▶ [Direction] Without including any pictures, write out the listing below exactly.
┌────────
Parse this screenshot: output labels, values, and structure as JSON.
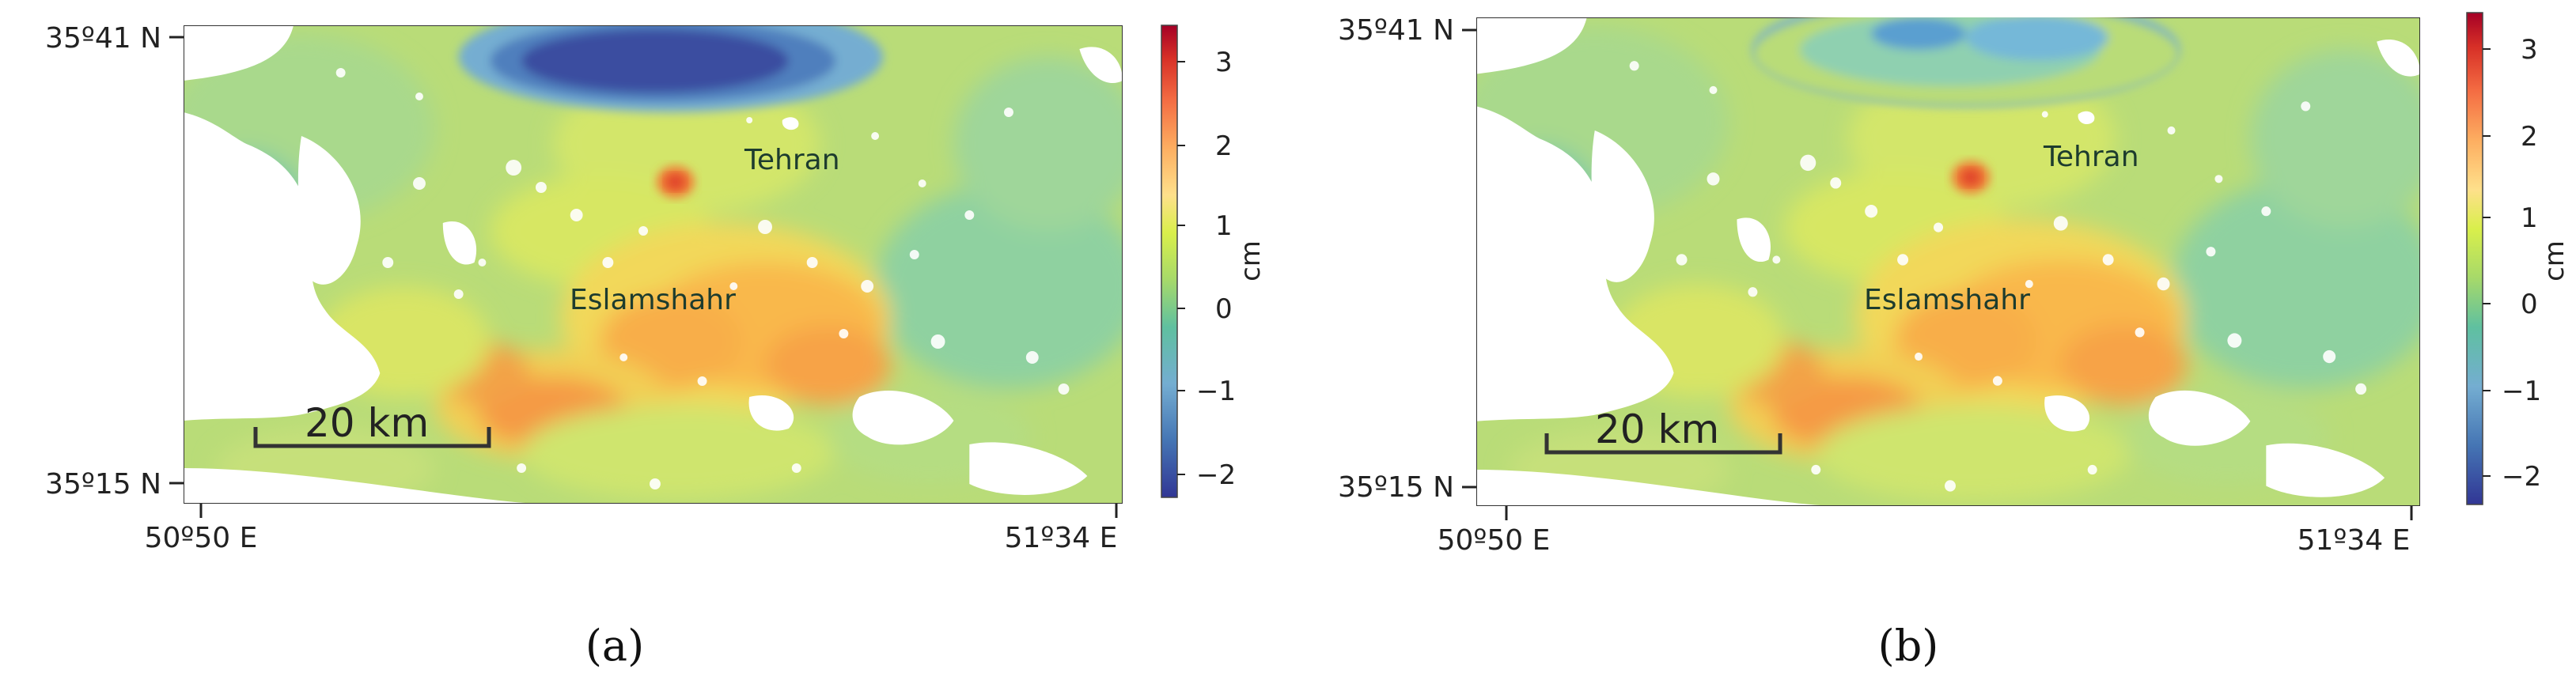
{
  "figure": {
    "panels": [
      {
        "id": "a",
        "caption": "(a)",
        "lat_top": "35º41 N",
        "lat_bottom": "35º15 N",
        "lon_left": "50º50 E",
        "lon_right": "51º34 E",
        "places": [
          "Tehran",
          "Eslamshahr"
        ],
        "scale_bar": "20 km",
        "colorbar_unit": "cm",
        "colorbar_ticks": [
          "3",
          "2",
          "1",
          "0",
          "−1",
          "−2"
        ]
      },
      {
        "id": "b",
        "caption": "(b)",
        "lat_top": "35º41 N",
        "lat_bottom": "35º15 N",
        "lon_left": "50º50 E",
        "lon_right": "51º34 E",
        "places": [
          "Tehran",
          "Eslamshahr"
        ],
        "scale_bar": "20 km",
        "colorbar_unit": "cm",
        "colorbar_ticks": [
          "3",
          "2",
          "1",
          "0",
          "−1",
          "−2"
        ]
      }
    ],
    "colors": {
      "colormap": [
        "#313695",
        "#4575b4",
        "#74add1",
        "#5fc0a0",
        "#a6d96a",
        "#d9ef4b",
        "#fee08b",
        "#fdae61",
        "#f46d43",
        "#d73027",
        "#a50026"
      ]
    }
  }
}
└────────
▶ [Task solution]
Parse this screenshot: output labels, values, and structure as JSON.
{
  "figure": {
    "panels": [
      {
        "id": "a",
        "caption": "(a)",
        "lat_top": "35º41 N",
        "lat_bottom": "35º15 N",
        "lon_left": "50º50 E",
        "lon_right": "51º34 E",
        "places": [
          "Tehran",
          "Eslamshahr"
        ],
        "scale_bar": "20 km",
        "colorbar_unit": "cm",
        "colorbar_ticks": [
          "3",
          "2",
          "1",
          "0",
          "−1",
          "−2"
        ]
      },
      {
        "id": "b",
        "caption": "(b)",
        "lat_top": "35º41 N",
        "lat_bottom": "35º15 N",
        "lon_left": "50º50 E",
        "lon_right": "51º34 E",
        "places": [
          "Tehran",
          "Eslamshahr"
        ],
        "scale_bar": "20 km",
        "colorbar_unit": "cm",
        "colorbar_ticks": [
          "3",
          "2",
          "1",
          "0",
          "−1",
          "−2"
        ]
      }
    ],
    "colors": {
      "colormap": [
        "#313695",
        "#4575b4",
        "#74add1",
        "#5fc0a0",
        "#a6d96a",
        "#d9ef4b",
        "#fee08b",
        "#fdae61",
        "#f46d43",
        "#d73027",
        "#a50026"
      ]
    }
  }
}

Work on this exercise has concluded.